- EXERCISE REQUIREMENTS: Write the records below out again exactly as given, with no images.

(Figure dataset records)

══════════════════════════════

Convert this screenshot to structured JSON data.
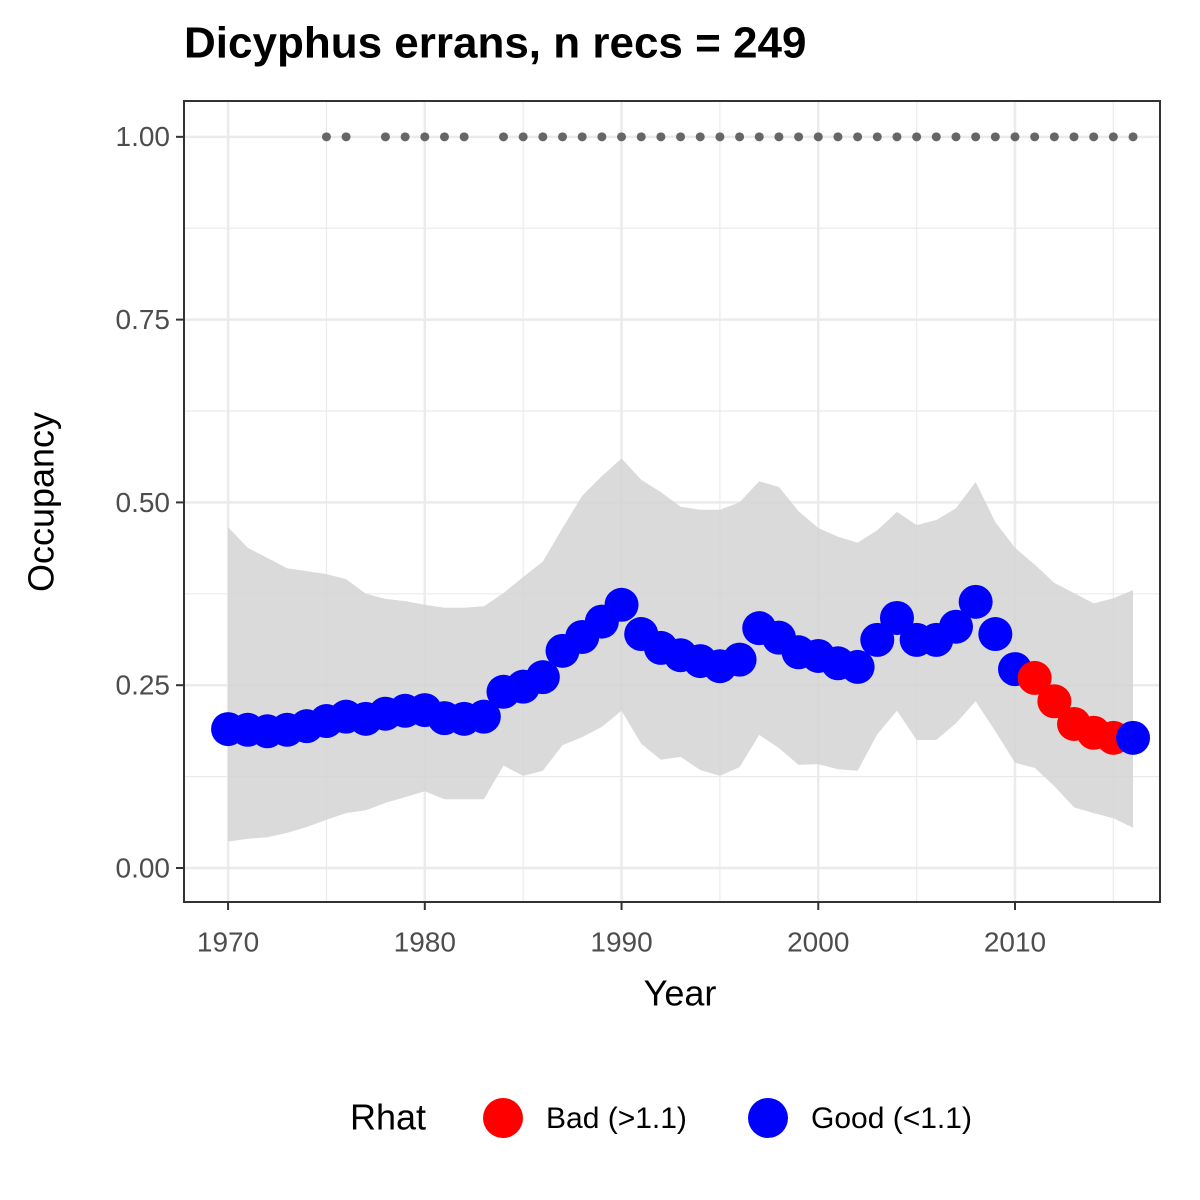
{
  "chart_data": {
    "type": "occupancy",
    "title": "Dicyphus errans, n recs = 249",
    "x_label": "Year",
    "y_label": "Occupancy",
    "legend_title": "Rhat",
    "x": [
      1970,
      1971,
      1972,
      1973,
      1974,
      1975,
      1976,
      1977,
      1978,
      1979,
      1980,
      1981,
      1982,
      1983,
      1984,
      1985,
      1986,
      1987,
      1988,
      1989,
      1990,
      1991,
      1992,
      1993,
      1994,
      1995,
      1996,
      1997,
      1998,
      1999,
      2000,
      2001,
      2002,
      2003,
      2004,
      2005,
      2006,
      2007,
      2008,
      2009,
      2010,
      2011,
      2012,
      2013,
      2014,
      2015,
      2016
    ],
    "series": [
      {
        "name": "Bad (>1.1)",
        "color": "#ff0000",
        "values": [
          null,
          null,
          null,
          null,
          null,
          null,
          null,
          null,
          null,
          null,
          null,
          null,
          null,
          null,
          null,
          null,
          null,
          null,
          null,
          null,
          null,
          null,
          null,
          null,
          null,
          null,
          null,
          null,
          null,
          null,
          null,
          null,
          null,
          null,
          null,
          null,
          null,
          null,
          null,
          null,
          null,
          0.26,
          0.228,
          0.197,
          0.185,
          0.178,
          null
        ]
      },
      {
        "name": "Good (<1.1)",
        "color": "#0000ff",
        "values": [
          0.19,
          0.189,
          0.187,
          0.189,
          0.194,
          0.201,
          0.207,
          0.204,
          0.211,
          0.215,
          0.216,
          0.205,
          0.204,
          0.207,
          0.241,
          0.248,
          0.261,
          0.297,
          0.316,
          0.337,
          0.36,
          0.32,
          0.301,
          0.291,
          0.283,
          0.276,
          0.285,
          0.328,
          0.315,
          0.295,
          0.29,
          0.28,
          0.275,
          0.312,
          0.342,
          0.312,
          0.312,
          0.33,
          0.364,
          0.32,
          0.272,
          null,
          null,
          null,
          null,
          null,
          0.178
        ]
      }
    ],
    "band": {
      "color": "#d3d3d3",
      "lower": [
        0.036,
        0.04,
        0.042,
        0.048,
        0.056,
        0.066,
        0.075,
        0.079,
        0.089,
        0.097,
        0.105,
        0.094,
        0.094,
        0.094,
        0.14,
        0.126,
        0.133,
        0.168,
        0.179,
        0.193,
        0.215,
        0.17,
        0.148,
        0.152,
        0.134,
        0.126,
        0.138,
        0.182,
        0.164,
        0.141,
        0.142,
        0.135,
        0.133,
        0.183,
        0.215,
        0.175,
        0.175,
        0.198,
        0.228,
        0.187,
        0.144,
        0.137,
        0.112,
        0.083,
        0.075,
        0.068,
        0.055
      ],
      "upper": [
        0.466,
        0.438,
        0.424,
        0.41,
        0.406,
        0.402,
        0.395,
        0.375,
        0.368,
        0.365,
        0.36,
        0.356,
        0.356,
        0.358,
        0.376,
        0.398,
        0.419,
        0.465,
        0.509,
        0.536,
        0.56,
        0.531,
        0.514,
        0.494,
        0.49,
        0.49,
        0.5,
        0.529,
        0.521,
        0.488,
        0.465,
        0.453,
        0.445,
        0.462,
        0.487,
        0.469,
        0.476,
        0.492,
        0.528,
        0.473,
        0.438,
        0.415,
        0.39,
        0.376,
        0.362,
        0.369,
        0.38
      ]
    },
    "records": {
      "color": "#666666",
      "x": [
        1975,
        1976,
        1978,
        1979,
        1980,
        1981,
        1982,
        1984,
        1985,
        1986,
        1987,
        1988,
        1989,
        1990,
        1991,
        1992,
        1993,
        1994,
        1995,
        1996,
        1997,
        1998,
        1999,
        2000,
        2001,
        2002,
        2003,
        2004,
        2005,
        2006,
        2007,
        2008,
        2009,
        2010,
        2011,
        2012,
        2013,
        2014,
        2015,
        2016
      ],
      "values": [
        1,
        1,
        1,
        1,
        1,
        1,
        1,
        1,
        1,
        1,
        1,
        1,
        1,
        1,
        1,
        1,
        1,
        1,
        1,
        1,
        1,
        1,
        1,
        1,
        1,
        1,
        1,
        1,
        1,
        1,
        1,
        1,
        1,
        1,
        1,
        1,
        1,
        1,
        1,
        1
      ]
    },
    "xlim": [
      1967.76,
      2017.37
    ],
    "ylim": [
      -0.0465,
      1.049
    ],
    "xticks": [
      1970,
      1980,
      1990,
      2000,
      2010
    ],
    "yticks": [
      {
        "value": 0,
        "label": "0.00"
      },
      {
        "value": 0.25,
        "label": "0.25"
      },
      {
        "value": 0.5,
        "label": "0.50"
      },
      {
        "value": 0.75,
        "label": "0.75"
      },
      {
        "value": 1,
        "label": "1.00"
      }
    ],
    "x_minor_ticks": [
      1975,
      1985,
      1995,
      2005,
      2015
    ],
    "y_minor_ticks": [
      0.125,
      0.375,
      0.625,
      0.875
    ],
    "grid": true
  }
}
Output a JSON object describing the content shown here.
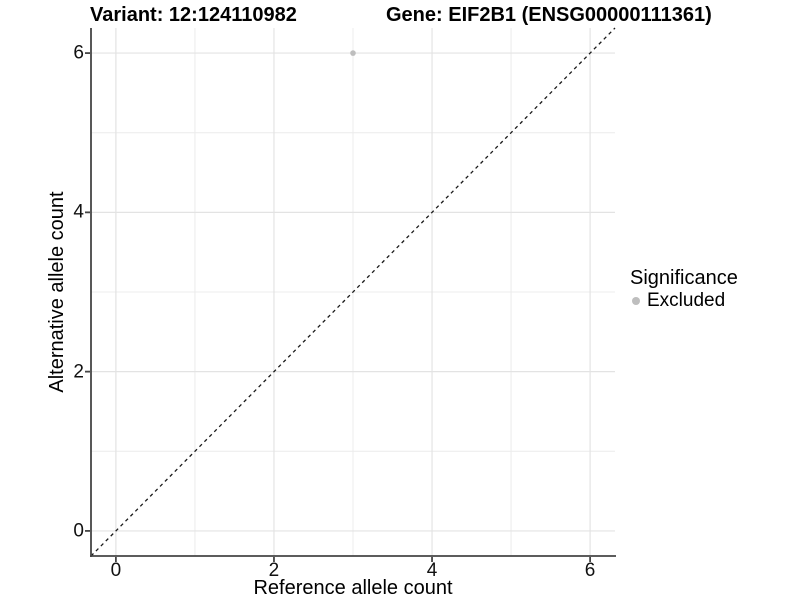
{
  "titles": {
    "variant": "Variant: 12:124110982",
    "gene": "Gene: EIF2B1 (ENSG00000111361)"
  },
  "chart_data": {
    "type": "scatter",
    "xlabel": "Reference allele count",
    "ylabel": "Alternative allele count",
    "xlim": [
      -0.315,
      6.315
    ],
    "ylim": [
      -0.315,
      6.315
    ],
    "x_ticks": [
      0,
      2,
      4,
      6
    ],
    "y_ticks": [
      0,
      2,
      4,
      6
    ],
    "x_minor_gridlines": [
      1,
      3,
      5
    ],
    "y_minor_gridlines": [
      1,
      3,
      5
    ],
    "grid": true,
    "points": [
      {
        "x": 3,
        "y": 6,
        "series": "Excluded"
      }
    ],
    "reference_line": {
      "type": "abline",
      "slope": 1,
      "intercept": 0,
      "style": "dashed"
    },
    "legend": {
      "title": "Significance",
      "position": "right",
      "items": [
        {
          "label": "Excluded",
          "color": "#bebebe"
        }
      ]
    }
  },
  "colors": {
    "point": "#bebebe",
    "grid_major": "#e3e3e3",
    "grid_minor": "#ececec",
    "axis": "#454545",
    "dashed_line": "#1a1a1a"
  }
}
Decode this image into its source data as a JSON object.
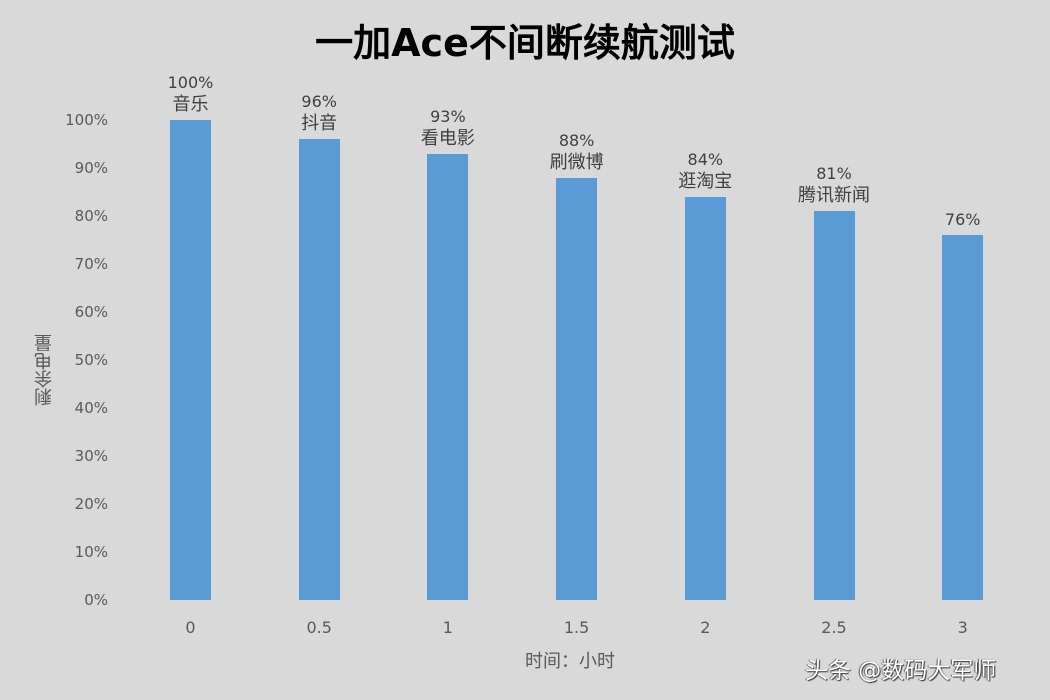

══════════════════════════════

- RESPONSE TO THIS EXERCISE:
Convert this screenshot to structured JSON data.
{
  "chart_data": {
    "type": "occupancy",
    "title": "Dicyphus errans, n recs = 249",
    "x_label": "Year",
    "y_label": "Occupancy",
    "legend_title": "Rhat",
    "x": [
      1970,
      1971,
      1972,
      1973,
      1974,
      1975,
      1976,
      1977,
      1978,
      1979,
      1980,
      1981,
      1982,
      1983,
      1984,
      1985,
      1986,
      1987,
      1988,
      1989,
      1990,
      1991,
      1992,
      1993,
      1994,
      1995,
      1996,
      1997,
      1998,
      1999,
      2000,
      2001,
      2002,
      2003,
      2004,
      2005,
      2006,
      2007,
      2008,
      2009,
      2010,
      2011,
      2012,
      2013,
      2014,
      2015,
      2016
    ],
    "series": [
      {
        "name": "Bad (>1.1)",
        "color": "#ff0000",
        "values": [
          null,
          null,
          null,
          null,
          null,
          null,
          null,
          null,
          null,
          null,
          null,
          null,
          null,
          null,
          null,
          null,
          null,
          null,
          null,
          null,
          null,
          null,
          null,
          null,
          null,
          null,
          null,
          null,
          null,
          null,
          null,
          null,
          null,
          null,
          null,
          null,
          null,
          null,
          null,
          null,
          null,
          0.26,
          0.228,
          0.197,
          0.185,
          0.178,
          null
        ]
      },
      {
        "name": "Good (<1.1)",
        "color": "#0000ff",
        "values": [
          0.19,
          0.189,
          0.187,
          0.189,
          0.194,
          0.201,
          0.207,
          0.204,
          0.211,
          0.215,
          0.216,
          0.205,
          0.204,
          0.207,
          0.241,
          0.248,
          0.261,
          0.297,
          0.316,
          0.337,
          0.36,
          0.32,
          0.301,
          0.291,
          0.283,
          0.276,
          0.285,
          0.328,
          0.315,
          0.295,
          0.29,
          0.28,
          0.275,
          0.312,
          0.342,
          0.312,
          0.312,
          0.33,
          0.364,
          0.32,
          0.272,
          null,
          null,
          null,
          null,
          null,
          0.178
        ]
      }
    ],
    "band": {
      "color": "#d3d3d3",
      "lower": [
        0.036,
        0.04,
        0.042,
        0.048,
        0.056,
        0.066,
        0.075,
        0.079,
        0.089,
        0.097,
        0.105,
        0.094,
        0.094,
        0.094,
        0.14,
        0.126,
        0.133,
        0.168,
        0.179,
        0.193,
        0.215,
        0.17,
        0.148,
        0.152,
        0.134,
        0.126,
        0.138,
        0.182,
        0.164,
        0.141,
        0.142,
        0.135,
        0.133,
        0.183,
        0.215,
        0.175,
        0.175,
        0.198,
        0.228,
        0.187,
        0.144,
        0.137,
        0.112,
        0.083,
        0.075,
        0.068,
        0.055
      ],
      "upper": [
        0.466,
        0.438,
        0.424,
        0.41,
        0.406,
        0.402,
        0.395,
        0.375,
        0.368,
        0.365,
        0.36,
        0.356,
        0.356,
        0.358,
        0.376,
        0.398,
        0.419,
        0.465,
        0.509,
        0.536,
        0.56,
        0.531,
        0.514,
        0.494,
        0.49,
        0.49,
        0.5,
        0.529,
        0.521,
        0.488,
        0.465,
        0.453,
        0.445,
        0.462,
        0.487,
        0.469,
        0.476,
        0.492,
        0.528,
        0.473,
        0.438,
        0.415,
        0.39,
        0.376,
        0.362,
        0.369,
        0.38
      ]
    },
    "records": {
      "color": "#666666",
      "x": [
        1975,
        1976,
        1978,
        1979,
        1980,
        1981,
        1982,
        1984,
        1985,
        1986,
        1987,
        1988,
        1989,
        1990,
        1991,
        1992,
        1993,
        1994,
        1995,
        1996,
        1997,
        1998,
        1999,
        2000,
        2001,
        2002,
        2003,
        2004,
        2005,
        2006,
        2007,
        2008,
        2009,
        2010,
        2011,
        2012,
        2013,
        2014,
        2015,
        2016
      ],
      "values": [
        1,
        1,
        1,
        1,
        1,
        1,
        1,
        1,
        1,
        1,
        1,
        1,
        1,
        1,
        1,
        1,
        1,
        1,
        1,
        1,
        1,
        1,
        1,
        1,
        1,
        1,
        1,
        1,
        1,
        1,
        1,
        1,
        1,
        1,
        1,
        1,
        1,
        1,
        1,
        1
      ]
    },
    "xlim": [
      1967.76,
      2017.37
    ],
    "ylim": [
      -0.0465,
      1.049
    ],
    "xticks": [
      1970,
      1980,
      1990,
      2000,
      2010
    ],
    "yticks": [
      {
        "value": 0,
        "label": "0.00"
      },
      {
        "value": 0.25,
        "label": "0.25"
      },
      {
        "value": 0.5,
        "label": "0.50"
      },
      {
        "value": 0.75,
        "label": "0.75"
      },
      {
        "value": 1,
        "label": "1.00"
      }
    ],
    "x_minor_ticks": [
      1975,
      1985,
      1995,
      2005,
      2015
    ],
    "y_minor_ticks": [
      0.125,
      0.375,
      0.625,
      0.875
    ],
    "grid": true
  }
}
Output a JSON object describing the content shown here.
{
  "titles": {
    "variant": "Variant: 12:124110982",
    "gene": "Gene: EIF2B1 (ENSG00000111361)"
  },
  "chart_data": {
    "type": "scatter",
    "xlabel": "Reference allele count",
    "ylabel": "Alternative allele count",
    "xlim": [
      -0.315,
      6.315
    ],
    "ylim": [
      -0.315,
      6.315
    ],
    "x_ticks": [
      0,
      2,
      4,
      6
    ],
    "y_ticks": [
      0,
      2,
      4,
      6
    ],
    "x_minor_gridlines": [
      1,
      3,
      5
    ],
    "y_minor_gridlines": [
      1,
      3,
      5
    ],
    "grid": true,
    "points": [
      {
        "x": 3,
        "y": 6,
        "series": "Excluded"
      }
    ],
    "reference_line": {
      "type": "abline",
      "slope": 1,
      "intercept": 0,
      "style": "dashed"
    },
    "legend": {
      "title": "Significance",
      "position": "right",
      "items": [
        {
          "label": "Excluded",
          "color": "#bebebe"
        }
      ]
    }
  },
  "colors": {
    "point": "#bebebe",
    "grid_major": "#e3e3e3",
    "grid_minor": "#ececec",
    "axis": "#454545",
    "dashed_line": "#1a1a1a"
  }
}
Decode this image into its source data as a JSON object.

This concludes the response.